### Exercise requirements
Could you copy every line of the data that contains the word "Donnerstag"?

--- Records to process Enclosed Below ---

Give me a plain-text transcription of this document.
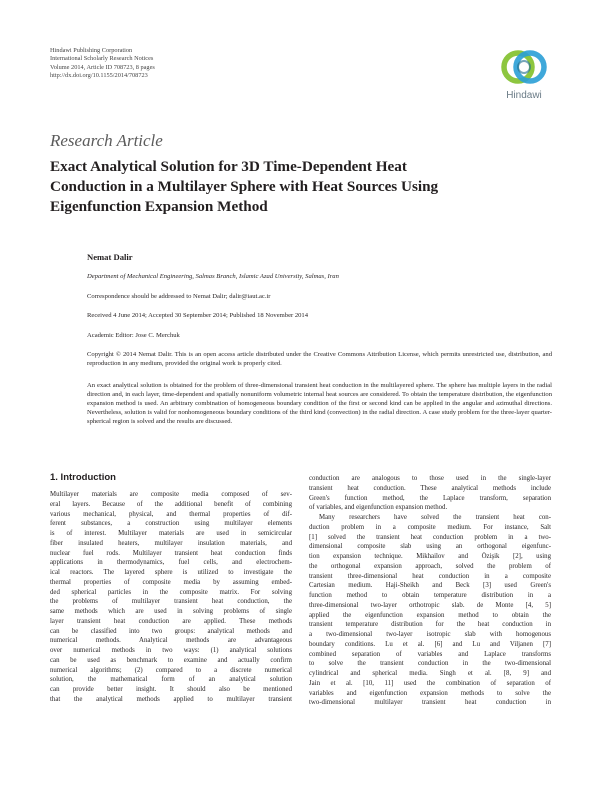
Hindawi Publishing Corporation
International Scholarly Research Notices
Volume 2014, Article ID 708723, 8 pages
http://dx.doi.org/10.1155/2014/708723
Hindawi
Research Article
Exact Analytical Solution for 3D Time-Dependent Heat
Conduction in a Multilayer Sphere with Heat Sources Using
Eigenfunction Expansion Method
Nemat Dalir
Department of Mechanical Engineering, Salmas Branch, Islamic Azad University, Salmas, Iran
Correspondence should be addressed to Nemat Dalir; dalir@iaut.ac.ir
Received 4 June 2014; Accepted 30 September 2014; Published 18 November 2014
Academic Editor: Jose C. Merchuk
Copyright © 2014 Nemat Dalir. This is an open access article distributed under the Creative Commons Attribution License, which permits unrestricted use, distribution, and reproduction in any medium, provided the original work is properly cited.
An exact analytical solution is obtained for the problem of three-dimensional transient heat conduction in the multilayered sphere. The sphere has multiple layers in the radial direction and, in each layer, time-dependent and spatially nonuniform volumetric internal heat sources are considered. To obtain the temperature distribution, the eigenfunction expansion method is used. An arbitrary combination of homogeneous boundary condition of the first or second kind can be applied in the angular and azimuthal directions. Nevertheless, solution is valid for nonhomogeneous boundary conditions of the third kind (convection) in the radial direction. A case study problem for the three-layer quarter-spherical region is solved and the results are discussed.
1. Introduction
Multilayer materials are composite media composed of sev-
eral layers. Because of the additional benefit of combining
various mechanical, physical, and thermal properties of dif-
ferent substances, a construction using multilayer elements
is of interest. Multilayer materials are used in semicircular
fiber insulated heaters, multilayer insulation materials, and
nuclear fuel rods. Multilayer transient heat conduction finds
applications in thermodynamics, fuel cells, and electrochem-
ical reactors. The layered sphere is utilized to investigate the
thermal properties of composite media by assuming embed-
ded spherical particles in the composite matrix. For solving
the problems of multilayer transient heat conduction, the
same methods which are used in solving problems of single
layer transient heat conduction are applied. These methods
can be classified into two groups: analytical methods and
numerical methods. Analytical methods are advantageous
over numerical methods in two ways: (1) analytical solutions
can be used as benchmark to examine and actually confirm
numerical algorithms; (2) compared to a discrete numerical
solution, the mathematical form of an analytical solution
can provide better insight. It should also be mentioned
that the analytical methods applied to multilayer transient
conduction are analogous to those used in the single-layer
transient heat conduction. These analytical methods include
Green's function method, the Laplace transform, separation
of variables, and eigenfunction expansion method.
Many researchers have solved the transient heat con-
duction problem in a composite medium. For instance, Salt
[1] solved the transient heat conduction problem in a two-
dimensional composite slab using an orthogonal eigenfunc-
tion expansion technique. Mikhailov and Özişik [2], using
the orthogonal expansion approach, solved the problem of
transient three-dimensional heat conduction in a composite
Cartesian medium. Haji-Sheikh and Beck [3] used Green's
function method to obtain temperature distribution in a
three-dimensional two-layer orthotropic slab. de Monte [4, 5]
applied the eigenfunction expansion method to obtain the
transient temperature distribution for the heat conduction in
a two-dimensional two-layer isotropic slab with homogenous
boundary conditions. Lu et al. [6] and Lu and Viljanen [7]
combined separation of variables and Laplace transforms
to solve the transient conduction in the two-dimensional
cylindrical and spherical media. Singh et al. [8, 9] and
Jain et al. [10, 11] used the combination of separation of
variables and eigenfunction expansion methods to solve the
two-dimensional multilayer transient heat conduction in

--- End of Enclosed Records to process ---
--- Records to process Enclosed Below ---

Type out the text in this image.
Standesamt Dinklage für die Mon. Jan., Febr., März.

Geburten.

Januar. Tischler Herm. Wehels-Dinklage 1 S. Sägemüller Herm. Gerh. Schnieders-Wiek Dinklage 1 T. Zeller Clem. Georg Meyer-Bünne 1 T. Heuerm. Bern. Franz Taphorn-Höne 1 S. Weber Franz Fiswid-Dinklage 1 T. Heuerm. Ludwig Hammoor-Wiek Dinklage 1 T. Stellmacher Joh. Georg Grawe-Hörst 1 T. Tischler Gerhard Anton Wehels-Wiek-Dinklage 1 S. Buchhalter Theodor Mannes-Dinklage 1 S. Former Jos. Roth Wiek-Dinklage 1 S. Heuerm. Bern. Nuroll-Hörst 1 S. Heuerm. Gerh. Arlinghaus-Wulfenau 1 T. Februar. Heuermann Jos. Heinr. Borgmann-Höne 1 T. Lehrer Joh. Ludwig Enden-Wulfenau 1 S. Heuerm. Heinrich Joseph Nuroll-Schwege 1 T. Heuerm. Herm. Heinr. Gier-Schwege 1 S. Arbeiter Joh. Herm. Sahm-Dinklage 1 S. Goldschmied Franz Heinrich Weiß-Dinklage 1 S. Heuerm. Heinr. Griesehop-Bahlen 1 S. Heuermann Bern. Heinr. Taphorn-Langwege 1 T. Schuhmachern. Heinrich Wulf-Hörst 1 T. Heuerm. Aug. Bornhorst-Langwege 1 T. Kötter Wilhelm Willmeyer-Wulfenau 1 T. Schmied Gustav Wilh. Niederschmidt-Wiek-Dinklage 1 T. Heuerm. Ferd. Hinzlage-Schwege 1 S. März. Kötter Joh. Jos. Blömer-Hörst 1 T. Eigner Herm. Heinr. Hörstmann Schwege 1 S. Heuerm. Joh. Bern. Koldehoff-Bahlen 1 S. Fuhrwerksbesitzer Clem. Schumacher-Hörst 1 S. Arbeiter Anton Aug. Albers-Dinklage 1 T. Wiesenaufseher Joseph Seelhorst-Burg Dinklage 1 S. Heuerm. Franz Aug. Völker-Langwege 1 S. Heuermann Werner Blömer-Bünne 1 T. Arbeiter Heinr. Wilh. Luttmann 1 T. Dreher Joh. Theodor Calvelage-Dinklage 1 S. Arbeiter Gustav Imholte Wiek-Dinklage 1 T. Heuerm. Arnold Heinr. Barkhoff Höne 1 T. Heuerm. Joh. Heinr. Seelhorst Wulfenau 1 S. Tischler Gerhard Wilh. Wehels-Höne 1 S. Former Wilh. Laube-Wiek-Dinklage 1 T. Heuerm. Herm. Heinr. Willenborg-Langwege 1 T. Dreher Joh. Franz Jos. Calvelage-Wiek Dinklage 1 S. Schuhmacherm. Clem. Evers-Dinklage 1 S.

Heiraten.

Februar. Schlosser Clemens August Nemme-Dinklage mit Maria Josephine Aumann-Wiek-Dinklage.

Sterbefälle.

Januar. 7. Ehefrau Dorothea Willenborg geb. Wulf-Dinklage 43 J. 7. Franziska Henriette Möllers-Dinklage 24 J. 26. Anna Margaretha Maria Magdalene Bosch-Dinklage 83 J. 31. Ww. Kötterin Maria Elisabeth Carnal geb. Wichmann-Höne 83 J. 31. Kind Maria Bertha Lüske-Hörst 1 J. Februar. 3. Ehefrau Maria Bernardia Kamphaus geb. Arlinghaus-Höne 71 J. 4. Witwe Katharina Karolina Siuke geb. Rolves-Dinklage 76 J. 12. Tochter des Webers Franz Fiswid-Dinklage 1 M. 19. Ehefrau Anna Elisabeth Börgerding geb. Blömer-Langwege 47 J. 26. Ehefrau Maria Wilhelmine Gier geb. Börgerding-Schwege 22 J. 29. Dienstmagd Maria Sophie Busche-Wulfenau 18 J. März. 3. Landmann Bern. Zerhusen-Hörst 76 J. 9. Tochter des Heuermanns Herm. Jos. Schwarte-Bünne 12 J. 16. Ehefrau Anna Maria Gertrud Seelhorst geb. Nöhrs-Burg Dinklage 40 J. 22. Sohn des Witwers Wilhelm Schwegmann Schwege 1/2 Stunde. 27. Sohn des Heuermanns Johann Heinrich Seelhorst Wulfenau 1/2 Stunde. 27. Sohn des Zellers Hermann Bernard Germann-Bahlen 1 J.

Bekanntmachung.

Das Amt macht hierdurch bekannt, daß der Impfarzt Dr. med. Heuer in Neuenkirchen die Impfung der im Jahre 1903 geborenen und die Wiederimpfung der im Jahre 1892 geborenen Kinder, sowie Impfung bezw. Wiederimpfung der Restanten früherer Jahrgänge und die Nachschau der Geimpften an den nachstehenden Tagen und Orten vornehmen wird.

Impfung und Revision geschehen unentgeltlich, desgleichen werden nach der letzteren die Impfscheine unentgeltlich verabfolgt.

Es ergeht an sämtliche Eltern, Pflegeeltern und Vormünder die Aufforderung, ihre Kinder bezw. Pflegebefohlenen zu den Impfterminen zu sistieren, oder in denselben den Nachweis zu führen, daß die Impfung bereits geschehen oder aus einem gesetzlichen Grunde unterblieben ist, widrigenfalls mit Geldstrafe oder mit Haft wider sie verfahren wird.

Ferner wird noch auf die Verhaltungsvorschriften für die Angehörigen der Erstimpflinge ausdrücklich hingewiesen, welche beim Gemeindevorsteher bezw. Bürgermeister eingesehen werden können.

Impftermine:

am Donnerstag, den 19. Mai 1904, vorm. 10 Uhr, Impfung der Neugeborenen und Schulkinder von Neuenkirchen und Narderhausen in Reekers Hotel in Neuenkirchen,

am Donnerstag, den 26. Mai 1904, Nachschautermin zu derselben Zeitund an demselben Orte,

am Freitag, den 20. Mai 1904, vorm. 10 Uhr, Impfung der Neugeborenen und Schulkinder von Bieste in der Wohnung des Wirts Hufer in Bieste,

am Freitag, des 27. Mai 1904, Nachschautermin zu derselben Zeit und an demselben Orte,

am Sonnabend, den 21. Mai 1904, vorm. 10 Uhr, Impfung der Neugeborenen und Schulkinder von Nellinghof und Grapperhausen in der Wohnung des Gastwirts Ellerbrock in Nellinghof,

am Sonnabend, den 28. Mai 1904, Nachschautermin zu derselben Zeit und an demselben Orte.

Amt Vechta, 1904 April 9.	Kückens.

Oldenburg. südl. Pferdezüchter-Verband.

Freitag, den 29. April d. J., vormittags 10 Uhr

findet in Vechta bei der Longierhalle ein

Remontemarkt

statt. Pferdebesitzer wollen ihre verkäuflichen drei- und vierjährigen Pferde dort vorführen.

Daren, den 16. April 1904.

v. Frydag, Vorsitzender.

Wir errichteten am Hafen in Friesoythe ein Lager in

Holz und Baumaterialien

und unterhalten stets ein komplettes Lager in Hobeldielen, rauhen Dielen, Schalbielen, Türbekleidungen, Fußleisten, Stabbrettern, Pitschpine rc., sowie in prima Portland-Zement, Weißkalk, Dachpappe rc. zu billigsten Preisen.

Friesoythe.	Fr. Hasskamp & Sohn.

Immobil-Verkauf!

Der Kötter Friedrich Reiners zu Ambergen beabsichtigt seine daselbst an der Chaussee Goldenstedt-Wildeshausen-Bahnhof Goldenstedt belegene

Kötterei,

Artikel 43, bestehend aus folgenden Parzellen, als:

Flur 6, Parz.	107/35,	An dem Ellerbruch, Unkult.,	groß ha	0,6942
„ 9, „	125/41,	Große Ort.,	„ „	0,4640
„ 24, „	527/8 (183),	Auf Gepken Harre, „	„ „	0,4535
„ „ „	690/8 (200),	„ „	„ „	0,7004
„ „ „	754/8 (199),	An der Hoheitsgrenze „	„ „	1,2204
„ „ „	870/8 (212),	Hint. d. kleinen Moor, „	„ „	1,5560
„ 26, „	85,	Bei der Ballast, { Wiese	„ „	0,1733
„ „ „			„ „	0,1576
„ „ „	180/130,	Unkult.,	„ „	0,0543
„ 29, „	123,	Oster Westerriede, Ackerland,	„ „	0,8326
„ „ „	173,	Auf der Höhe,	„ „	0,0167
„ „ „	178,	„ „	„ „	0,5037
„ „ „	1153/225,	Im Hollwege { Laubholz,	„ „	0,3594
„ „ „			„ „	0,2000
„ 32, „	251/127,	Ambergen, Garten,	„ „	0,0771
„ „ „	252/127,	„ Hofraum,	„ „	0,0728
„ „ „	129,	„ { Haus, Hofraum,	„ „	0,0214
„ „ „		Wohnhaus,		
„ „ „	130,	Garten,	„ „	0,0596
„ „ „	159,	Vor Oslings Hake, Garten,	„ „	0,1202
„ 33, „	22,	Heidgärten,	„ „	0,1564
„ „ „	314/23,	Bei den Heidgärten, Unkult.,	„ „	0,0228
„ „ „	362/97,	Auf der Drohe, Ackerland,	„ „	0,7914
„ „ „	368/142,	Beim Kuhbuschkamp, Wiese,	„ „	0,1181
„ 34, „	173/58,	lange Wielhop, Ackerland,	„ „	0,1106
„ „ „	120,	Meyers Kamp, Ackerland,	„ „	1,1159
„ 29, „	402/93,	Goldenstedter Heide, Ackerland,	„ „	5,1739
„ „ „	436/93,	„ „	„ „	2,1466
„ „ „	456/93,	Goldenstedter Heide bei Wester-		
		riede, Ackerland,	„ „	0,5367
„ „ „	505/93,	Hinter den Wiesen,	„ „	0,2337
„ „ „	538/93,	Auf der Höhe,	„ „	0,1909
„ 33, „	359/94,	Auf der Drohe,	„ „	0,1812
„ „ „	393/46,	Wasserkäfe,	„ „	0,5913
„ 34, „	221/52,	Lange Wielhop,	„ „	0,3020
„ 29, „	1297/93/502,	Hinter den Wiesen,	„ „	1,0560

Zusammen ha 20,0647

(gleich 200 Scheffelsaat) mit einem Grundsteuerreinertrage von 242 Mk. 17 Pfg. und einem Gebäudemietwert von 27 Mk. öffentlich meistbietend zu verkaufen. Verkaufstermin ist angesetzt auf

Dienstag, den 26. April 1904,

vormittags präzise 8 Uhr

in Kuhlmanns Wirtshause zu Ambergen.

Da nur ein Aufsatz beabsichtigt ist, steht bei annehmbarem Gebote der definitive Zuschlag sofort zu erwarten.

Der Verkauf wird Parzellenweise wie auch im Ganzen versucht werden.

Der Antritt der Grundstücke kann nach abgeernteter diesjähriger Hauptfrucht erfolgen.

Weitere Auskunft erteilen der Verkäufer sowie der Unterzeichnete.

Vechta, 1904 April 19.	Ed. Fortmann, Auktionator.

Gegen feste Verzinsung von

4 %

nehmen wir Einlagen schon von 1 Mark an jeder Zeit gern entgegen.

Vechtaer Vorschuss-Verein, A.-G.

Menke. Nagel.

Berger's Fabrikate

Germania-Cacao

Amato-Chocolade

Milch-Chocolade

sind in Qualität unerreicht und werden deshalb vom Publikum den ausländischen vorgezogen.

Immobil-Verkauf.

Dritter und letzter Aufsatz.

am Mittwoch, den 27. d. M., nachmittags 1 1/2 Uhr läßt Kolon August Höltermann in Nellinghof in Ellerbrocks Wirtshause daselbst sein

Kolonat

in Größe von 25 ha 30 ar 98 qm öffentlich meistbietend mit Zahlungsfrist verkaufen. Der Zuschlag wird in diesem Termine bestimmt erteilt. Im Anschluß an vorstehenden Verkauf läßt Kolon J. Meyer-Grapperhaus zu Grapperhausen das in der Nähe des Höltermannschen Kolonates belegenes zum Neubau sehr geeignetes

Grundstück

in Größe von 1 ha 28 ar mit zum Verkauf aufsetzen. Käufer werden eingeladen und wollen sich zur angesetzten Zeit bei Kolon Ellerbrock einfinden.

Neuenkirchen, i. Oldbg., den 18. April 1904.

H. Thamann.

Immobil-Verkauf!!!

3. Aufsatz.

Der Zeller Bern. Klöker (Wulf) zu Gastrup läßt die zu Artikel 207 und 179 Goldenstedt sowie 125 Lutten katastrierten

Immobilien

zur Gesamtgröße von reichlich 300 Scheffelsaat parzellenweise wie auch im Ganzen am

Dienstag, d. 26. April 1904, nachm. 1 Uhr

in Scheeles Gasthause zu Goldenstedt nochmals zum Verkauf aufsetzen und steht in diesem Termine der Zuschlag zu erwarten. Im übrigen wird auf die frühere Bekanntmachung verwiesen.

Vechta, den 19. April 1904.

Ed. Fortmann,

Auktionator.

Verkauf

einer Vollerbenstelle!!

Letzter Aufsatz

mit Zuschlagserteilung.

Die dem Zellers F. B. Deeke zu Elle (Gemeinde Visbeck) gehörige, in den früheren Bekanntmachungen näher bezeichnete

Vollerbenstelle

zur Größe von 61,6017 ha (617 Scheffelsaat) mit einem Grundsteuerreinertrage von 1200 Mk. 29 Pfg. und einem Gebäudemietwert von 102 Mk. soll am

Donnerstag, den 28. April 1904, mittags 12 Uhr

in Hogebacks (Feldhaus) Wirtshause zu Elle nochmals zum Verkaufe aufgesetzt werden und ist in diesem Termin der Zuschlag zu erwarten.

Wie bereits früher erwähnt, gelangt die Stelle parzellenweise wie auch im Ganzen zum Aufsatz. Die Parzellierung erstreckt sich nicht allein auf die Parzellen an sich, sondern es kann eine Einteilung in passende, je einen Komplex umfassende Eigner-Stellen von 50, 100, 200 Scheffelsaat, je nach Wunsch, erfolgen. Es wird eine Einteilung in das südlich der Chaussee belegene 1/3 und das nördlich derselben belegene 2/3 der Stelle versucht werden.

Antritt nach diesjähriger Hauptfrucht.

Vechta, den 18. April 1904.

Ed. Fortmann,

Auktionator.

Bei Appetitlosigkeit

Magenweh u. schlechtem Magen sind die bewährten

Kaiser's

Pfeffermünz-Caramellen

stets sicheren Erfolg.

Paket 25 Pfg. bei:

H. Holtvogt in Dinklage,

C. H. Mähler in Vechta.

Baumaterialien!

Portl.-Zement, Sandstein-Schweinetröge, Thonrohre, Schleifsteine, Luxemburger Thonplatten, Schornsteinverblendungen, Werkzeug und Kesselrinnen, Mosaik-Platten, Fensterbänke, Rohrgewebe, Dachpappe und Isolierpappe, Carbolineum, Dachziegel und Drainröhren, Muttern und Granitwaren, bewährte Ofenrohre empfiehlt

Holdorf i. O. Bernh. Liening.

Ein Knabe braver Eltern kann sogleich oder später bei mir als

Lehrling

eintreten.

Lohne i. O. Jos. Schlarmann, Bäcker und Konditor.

--- End of Enclosed Records to process ---
--- Records to process Enclosed Below ---

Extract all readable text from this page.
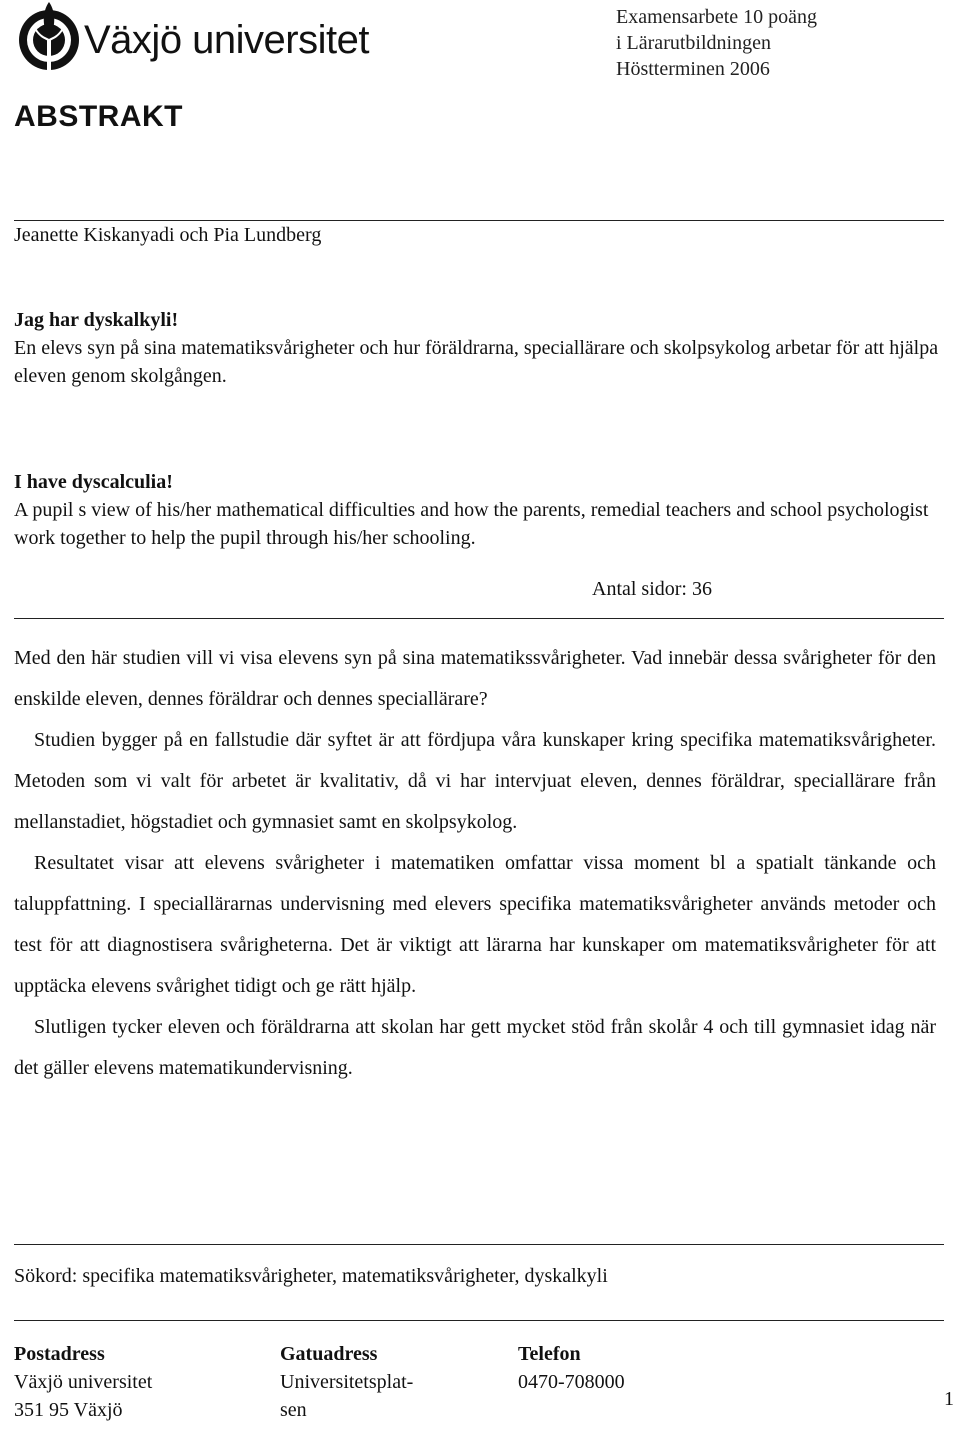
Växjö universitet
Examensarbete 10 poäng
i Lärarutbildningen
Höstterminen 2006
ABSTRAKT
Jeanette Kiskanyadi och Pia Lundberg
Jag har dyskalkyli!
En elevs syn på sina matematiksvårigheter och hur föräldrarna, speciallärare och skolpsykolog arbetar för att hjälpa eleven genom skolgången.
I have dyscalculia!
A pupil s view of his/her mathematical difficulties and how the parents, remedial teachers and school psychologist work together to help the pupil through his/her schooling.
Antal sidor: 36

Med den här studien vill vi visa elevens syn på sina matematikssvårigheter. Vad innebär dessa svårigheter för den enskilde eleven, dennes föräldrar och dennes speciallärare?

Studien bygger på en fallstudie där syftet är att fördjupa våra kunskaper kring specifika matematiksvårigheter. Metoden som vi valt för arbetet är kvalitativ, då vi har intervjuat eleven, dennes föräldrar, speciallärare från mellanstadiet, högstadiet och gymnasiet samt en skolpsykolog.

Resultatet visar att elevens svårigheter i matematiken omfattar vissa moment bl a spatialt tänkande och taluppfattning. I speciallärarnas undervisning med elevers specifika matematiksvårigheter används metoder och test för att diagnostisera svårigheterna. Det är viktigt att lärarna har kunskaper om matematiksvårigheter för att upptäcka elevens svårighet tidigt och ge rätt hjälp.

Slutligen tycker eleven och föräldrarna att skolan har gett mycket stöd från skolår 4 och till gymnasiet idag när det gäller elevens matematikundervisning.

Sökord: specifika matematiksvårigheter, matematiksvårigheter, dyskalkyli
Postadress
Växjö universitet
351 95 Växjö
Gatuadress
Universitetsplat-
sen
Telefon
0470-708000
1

--- End of Enclosed Records to process ---

### Result of the task
am Donnerstag, den 19. Mai 1904, vorm. 10 Uhr, Impfung der Neugeborenen und Schulkinder von Neuenkirchen und Narderhausen in Reekers Hotel in Neuenkirchen,
am Donnerstag, den 26. Mai 1904, Nachschautermin zu derselben Zeitund an demselben Orte,
Donnerstag, den 28. April 1904, mittags 12 Uhr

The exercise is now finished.